* SET TASK
Restate the whole listing word for word. Pictures are left out.

----- STORED RECORDS -----

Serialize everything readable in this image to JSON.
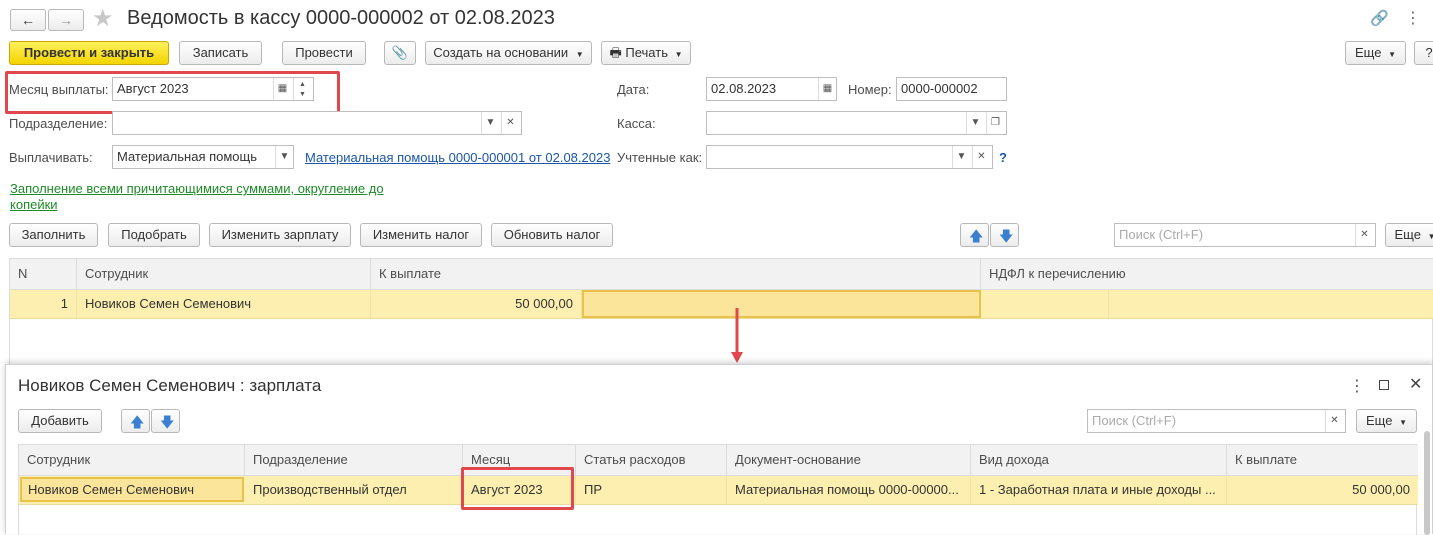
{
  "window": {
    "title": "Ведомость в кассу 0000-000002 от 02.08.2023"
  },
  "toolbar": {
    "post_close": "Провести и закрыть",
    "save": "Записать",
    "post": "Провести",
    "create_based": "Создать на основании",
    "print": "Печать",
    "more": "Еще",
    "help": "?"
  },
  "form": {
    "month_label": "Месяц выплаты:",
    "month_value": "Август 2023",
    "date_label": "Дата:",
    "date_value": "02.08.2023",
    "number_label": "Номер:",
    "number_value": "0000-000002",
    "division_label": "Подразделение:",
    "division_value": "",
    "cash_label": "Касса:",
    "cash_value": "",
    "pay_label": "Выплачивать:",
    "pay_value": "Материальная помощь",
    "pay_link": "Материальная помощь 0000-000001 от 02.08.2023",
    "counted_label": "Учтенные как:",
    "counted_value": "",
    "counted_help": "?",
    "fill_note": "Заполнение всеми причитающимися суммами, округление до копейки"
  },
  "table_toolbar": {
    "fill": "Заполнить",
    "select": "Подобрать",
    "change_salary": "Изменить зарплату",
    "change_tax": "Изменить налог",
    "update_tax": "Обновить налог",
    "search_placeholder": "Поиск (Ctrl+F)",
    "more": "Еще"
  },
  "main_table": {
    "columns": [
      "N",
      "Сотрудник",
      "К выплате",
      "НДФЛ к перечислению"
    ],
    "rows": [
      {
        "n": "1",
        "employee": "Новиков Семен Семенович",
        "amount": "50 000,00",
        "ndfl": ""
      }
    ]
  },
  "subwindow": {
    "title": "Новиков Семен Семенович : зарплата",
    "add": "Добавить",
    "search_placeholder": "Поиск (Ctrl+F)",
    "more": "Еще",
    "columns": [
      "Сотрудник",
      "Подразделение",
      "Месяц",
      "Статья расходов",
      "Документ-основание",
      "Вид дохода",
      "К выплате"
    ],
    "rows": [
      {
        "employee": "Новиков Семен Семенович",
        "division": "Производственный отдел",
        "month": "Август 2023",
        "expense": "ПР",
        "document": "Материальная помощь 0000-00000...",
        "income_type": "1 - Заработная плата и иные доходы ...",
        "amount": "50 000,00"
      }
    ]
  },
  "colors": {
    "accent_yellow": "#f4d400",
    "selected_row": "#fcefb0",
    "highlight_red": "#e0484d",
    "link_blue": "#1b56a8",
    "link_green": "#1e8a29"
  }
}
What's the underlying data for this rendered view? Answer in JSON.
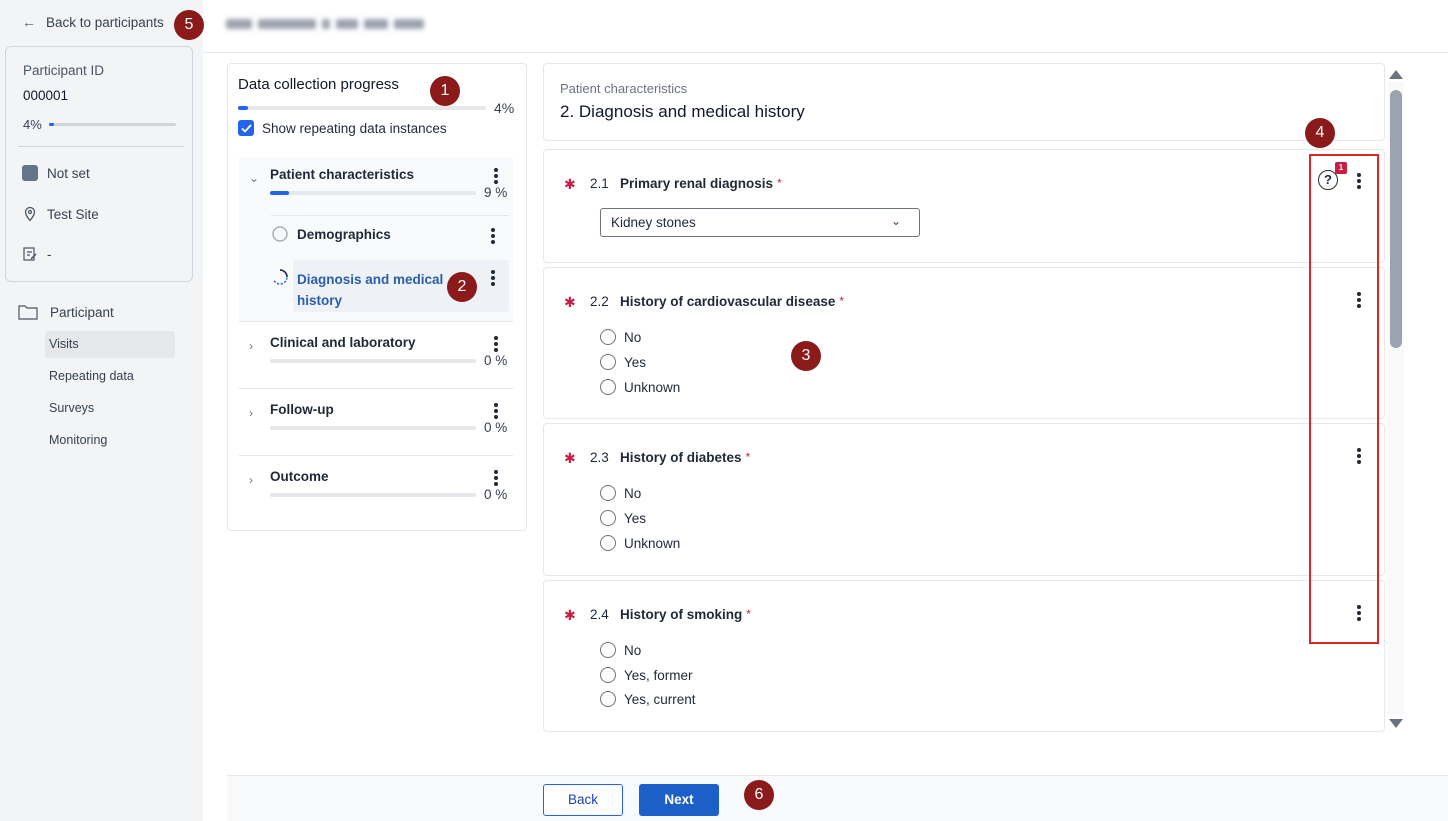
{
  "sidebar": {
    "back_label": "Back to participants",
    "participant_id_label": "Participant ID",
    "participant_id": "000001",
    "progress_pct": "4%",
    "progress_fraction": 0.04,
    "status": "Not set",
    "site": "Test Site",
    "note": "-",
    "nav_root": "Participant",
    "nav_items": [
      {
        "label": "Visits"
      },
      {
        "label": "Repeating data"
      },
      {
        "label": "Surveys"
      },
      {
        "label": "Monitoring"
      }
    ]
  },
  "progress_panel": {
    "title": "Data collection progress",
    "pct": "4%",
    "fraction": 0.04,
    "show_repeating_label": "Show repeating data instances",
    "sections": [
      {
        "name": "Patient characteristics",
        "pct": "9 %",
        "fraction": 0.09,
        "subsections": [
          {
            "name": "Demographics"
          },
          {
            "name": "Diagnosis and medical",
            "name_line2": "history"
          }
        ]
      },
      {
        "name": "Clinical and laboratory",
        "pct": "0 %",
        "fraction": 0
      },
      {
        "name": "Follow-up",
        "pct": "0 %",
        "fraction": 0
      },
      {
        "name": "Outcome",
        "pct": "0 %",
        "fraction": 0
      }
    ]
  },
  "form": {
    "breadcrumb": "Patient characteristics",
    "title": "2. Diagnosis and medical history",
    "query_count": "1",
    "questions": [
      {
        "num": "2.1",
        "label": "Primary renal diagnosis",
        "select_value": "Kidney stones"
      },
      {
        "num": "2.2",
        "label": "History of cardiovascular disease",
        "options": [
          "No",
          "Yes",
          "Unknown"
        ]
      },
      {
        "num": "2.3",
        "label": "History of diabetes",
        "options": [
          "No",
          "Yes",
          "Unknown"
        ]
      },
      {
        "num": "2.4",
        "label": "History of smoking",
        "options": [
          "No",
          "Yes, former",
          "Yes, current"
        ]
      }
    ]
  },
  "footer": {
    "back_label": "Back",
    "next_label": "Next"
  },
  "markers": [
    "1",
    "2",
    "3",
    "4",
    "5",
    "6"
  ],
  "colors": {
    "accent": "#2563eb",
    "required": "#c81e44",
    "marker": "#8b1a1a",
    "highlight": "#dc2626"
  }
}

-----

* RESPONSE TO THE TASK
Serialize everything readable in this image to JSON.
{
  "window": {
    "title": "Ведомость в кассу 0000-000002 от 02.08.2023"
  },
  "toolbar": {
    "post_close": "Провести и закрыть",
    "save": "Записать",
    "post": "Провести",
    "create_based": "Создать на основании",
    "print": "Печать",
    "more": "Еще",
    "help": "?"
  },
  "form": {
    "month_label": "Месяц выплаты:",
    "month_value": "Август 2023",
    "date_label": "Дата:",
    "date_value": "02.08.2023",
    "number_label": "Номер:",
    "number_value": "0000-000002",
    "division_label": "Подразделение:",
    "division_value": "",
    "cash_label": "Касса:",
    "cash_value": "",
    "pay_label": "Выплачивать:",
    "pay_value": "Материальная помощь",
    "pay_link": "Материальная помощь 0000-000001 от 02.08.2023",
    "counted_label": "Учтенные как:",
    "counted_value": "",
    "counted_help": "?",
    "fill_note": "Заполнение всеми причитающимися суммами, округление до копейки"
  },
  "table_toolbar": {
    "fill": "Заполнить",
    "select": "Подобрать",
    "change_salary": "Изменить зарплату",
    "change_tax": "Изменить налог",
    "update_tax": "Обновить налог",
    "search_placeholder": "Поиск (Ctrl+F)",
    "more": "Еще"
  },
  "main_table": {
    "columns": [
      "N",
      "Сотрудник",
      "К выплате",
      "НДФЛ к перечислению"
    ],
    "rows": [
      {
        "n": "1",
        "employee": "Новиков Семен Семенович",
        "amount": "50 000,00",
        "ndfl": ""
      }
    ]
  },
  "subwindow": {
    "title": "Новиков Семен Семенович : зарплата",
    "add": "Добавить",
    "search_placeholder": "Поиск (Ctrl+F)",
    "more": "Еще",
    "columns": [
      "Сотрудник",
      "Подразделение",
      "Месяц",
      "Статья расходов",
      "Документ-основание",
      "Вид дохода",
      "К выплате"
    ],
    "rows": [
      {
        "employee": "Новиков Семен Семенович",
        "division": "Производственный отдел",
        "month": "Август 2023",
        "expense": "ПР",
        "document": "Материальная помощь 0000-00000...",
        "income_type": "1 - Заработная плата и иные доходы ...",
        "amount": "50 000,00"
      }
    ]
  },
  "colors": {
    "accent_yellow": "#f4d400",
    "selected_row": "#fcefb0",
    "highlight_red": "#e0484d",
    "link_blue": "#1b56a8",
    "link_green": "#1e8a29"
  }
}
What's the underlying data for this rendered view? Answer in JSON.
{
  "sidebar": {
    "back_label": "Back to participants",
    "participant_id_label": "Participant ID",
    "participant_id": "000001",
    "progress_pct": "4%",
    "progress_fraction": 0.04,
    "status": "Not set",
    "site": "Test Site",
    "note": "-",
    "nav_root": "Participant",
    "nav_items": [
      {
        "label": "Visits"
      },
      {
        "label": "Repeating data"
      },
      {
        "label": "Surveys"
      },
      {
        "label": "Monitoring"
      }
    ]
  },
  "progress_panel": {
    "title": "Data collection progress",
    "pct": "4%",
    "fraction": 0.04,
    "show_repeating_label": "Show repeating data instances",
    "sections": [
      {
        "name": "Patient characteristics",
        "pct": "9 %",
        "fraction": 0.09,
        "subsections": [
          {
            "name": "Demographics"
          },
          {
            "name": "Diagnosis and medical",
            "name_line2": "history"
          }
        ]
      },
      {
        "name": "Clinical and laboratory",
        "pct": "0 %",
        "fraction": 0
      },
      {
        "name": "Follow-up",
        "pct": "0 %",
        "fraction": 0
      },
      {
        "name": "Outcome",
        "pct": "0 %",
        "fraction": 0
      }
    ]
  },
  "form": {
    "breadcrumb": "Patient characteristics",
    "title": "2. Diagnosis and medical history",
    "query_count": "1",
    "questions": [
      {
        "num": "2.1",
        "label": "Primary renal diagnosis",
        "select_value": "Kidney stones"
      },
      {
        "num": "2.2",
        "label": "History of cardiovascular disease",
        "options": [
          "No",
          "Yes",
          "Unknown"
        ]
      },
      {
        "num": "2.3",
        "label": "History of diabetes",
        "options": [
          "No",
          "Yes",
          "Unknown"
        ]
      },
      {
        "num": "2.4",
        "label": "History of smoking",
        "options": [
          "No",
          "Yes, former",
          "Yes, current"
        ]
      }
    ]
  },
  "footer": {
    "back_label": "Back",
    "next_label": "Next"
  },
  "markers": [
    "1",
    "2",
    "3",
    "4",
    "5",
    "6"
  ],
  "colors": {
    "accent": "#2563eb",
    "required": "#c81e44",
    "marker": "#8b1a1a",
    "highlight": "#dc2626"
  }
}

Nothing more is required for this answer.